[Excerpts from a figure dataset]
....................

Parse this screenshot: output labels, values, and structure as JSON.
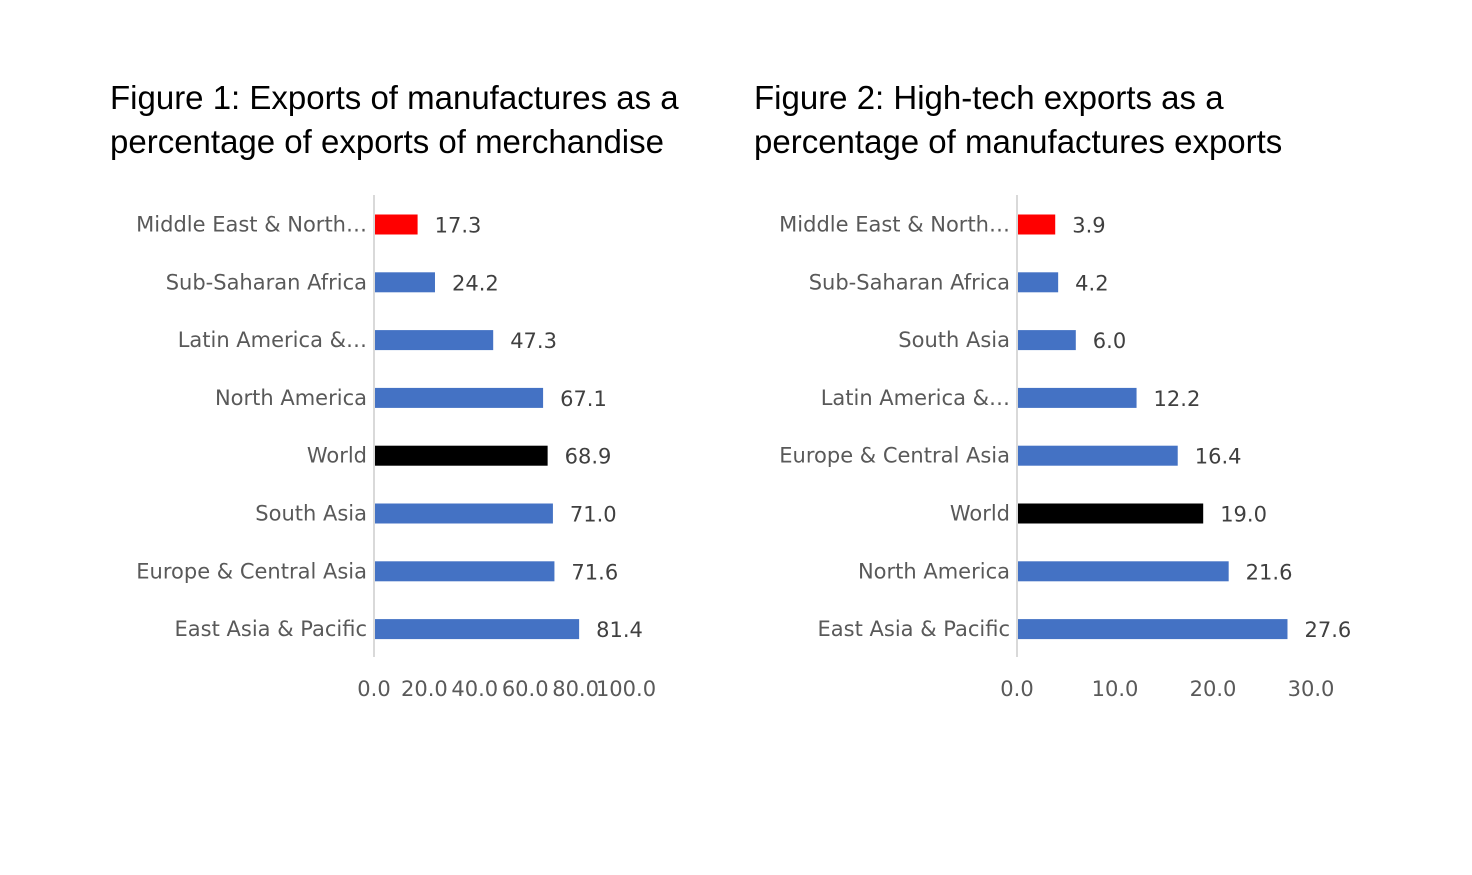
{
  "chart_data": [
    {
      "type": "bar",
      "orientation": "horizontal",
      "title_lines": [
        "Figure 1: Exports of manufactures as a",
        "percentage of exports of merchandise"
      ],
      "categories": [
        "Middle East & North…",
        "Sub-Saharan Africa",
        "Latin America &…",
        "North America",
        "World",
        "South Asia",
        "Europe & Central Asia",
        "East Asia & Pacific"
      ],
      "values": [
        17.3,
        24.2,
        47.3,
        67.1,
        68.9,
        71.0,
        71.6,
        81.4
      ],
      "value_labels": [
        "17.3",
        "24.2",
        "47.3",
        "67.1",
        "68.9",
        "71.0",
        "71.6",
        "81.4"
      ],
      "bar_colors": [
        "#ff0000",
        "#4472c4",
        "#4472c4",
        "#4472c4",
        "#000000",
        "#4472c4",
        "#4472c4",
        "#4472c4"
      ],
      "xlim": [
        0,
        100
      ],
      "x_ticks": [
        "0.0",
        "20.0",
        "40.0",
        "60.0",
        "80.0",
        "100.0"
      ],
      "xlabel": "",
      "ylabel": "",
      "grid": false,
      "legend": "none"
    },
    {
      "type": "bar",
      "orientation": "horizontal",
      "title_lines": [
        "Figure 2: High-tech exports as a",
        "percentage of manufactures exports"
      ],
      "categories": [
        "Middle East & North…",
        "Sub-Saharan Africa",
        "South Asia",
        "Latin America &…",
        "Europe & Central Asia",
        "World",
        "North America",
        "East Asia & Pacific"
      ],
      "values": [
        3.9,
        4.2,
        6.0,
        12.2,
        16.4,
        19.0,
        21.6,
        27.6
      ],
      "value_labels": [
        "3.9",
        "4.2",
        "6.0",
        "12.2",
        "16.4",
        "19.0",
        "21.6",
        "27.6"
      ],
      "bar_colors": [
        "#ff0000",
        "#4472c4",
        "#4472c4",
        "#4472c4",
        "#4472c4",
        "#000000",
        "#4472c4",
        "#4472c4"
      ],
      "xlim": [
        0,
        30
      ],
      "x_ticks": [
        "0.0",
        "10.0",
        "20.0",
        "30.0"
      ],
      "xlabel": "",
      "ylabel": "",
      "grid": false,
      "legend": "none"
    }
  ]
}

....................

Reproduce each line of the records exactly, and omit every picture.

Parse this screenshot: output labels, values, and structure as JSON.
{
  "chart_data": [
    {
      "type": "bar",
      "orientation": "horizontal",
      "title_lines": [
        "Figure 1: Exports of manufactures as a",
        "percentage of exports of merchandise"
      ],
      "categories": [
        "Middle East & North…",
        "Sub-Saharan Africa",
        "Latin America &…",
        "North America",
        "World",
        "South Asia",
        "Europe & Central Asia",
        "East Asia & Pacific"
      ],
      "values": [
        17.3,
        24.2,
        47.3,
        67.1,
        68.9,
        71.0,
        71.6,
        81.4
      ],
      "value_labels": [
        "17.3",
        "24.2",
        "47.3",
        "67.1",
        "68.9",
        "71.0",
        "71.6",
        "81.4"
      ],
      "bar_colors": [
        "#ff0000",
        "#4472c4",
        "#4472c4",
        "#4472c4",
        "#000000",
        "#4472c4",
        "#4472c4",
        "#4472c4"
      ],
      "xlim": [
        0,
        100
      ],
      "x_ticks": [
        "0.0",
        "20.0",
        "40.0",
        "60.0",
        "80.0",
        "100.0"
      ],
      "xlabel": "",
      "ylabel": "",
      "grid": false,
      "legend": "none"
    },
    {
      "type": "bar",
      "orientation": "horizontal",
      "title_lines": [
        "Figure 2: High-tech exports as a",
        "percentage of manufactures exports"
      ],
      "categories": [
        "Middle East & North…",
        "Sub-Saharan Africa",
        "South Asia",
        "Latin America &…",
        "Europe & Central Asia",
        "World",
        "North America",
        "East Asia & Pacific"
      ],
      "values": [
        3.9,
        4.2,
        6.0,
        12.2,
        16.4,
        19.0,
        21.6,
        27.6
      ],
      "value_labels": [
        "3.9",
        "4.2",
        "6.0",
        "12.2",
        "16.4",
        "19.0",
        "21.6",
        "27.6"
      ],
      "bar_colors": [
        "#ff0000",
        "#4472c4",
        "#4472c4",
        "#4472c4",
        "#4472c4",
        "#000000",
        "#4472c4",
        "#4472c4"
      ],
      "xlim": [
        0,
        30
      ],
      "x_ticks": [
        "0.0",
        "10.0",
        "20.0",
        "30.0"
      ],
      "xlabel": "",
      "ylabel": "",
      "grid": false,
      "legend": "none"
    }
  ]
}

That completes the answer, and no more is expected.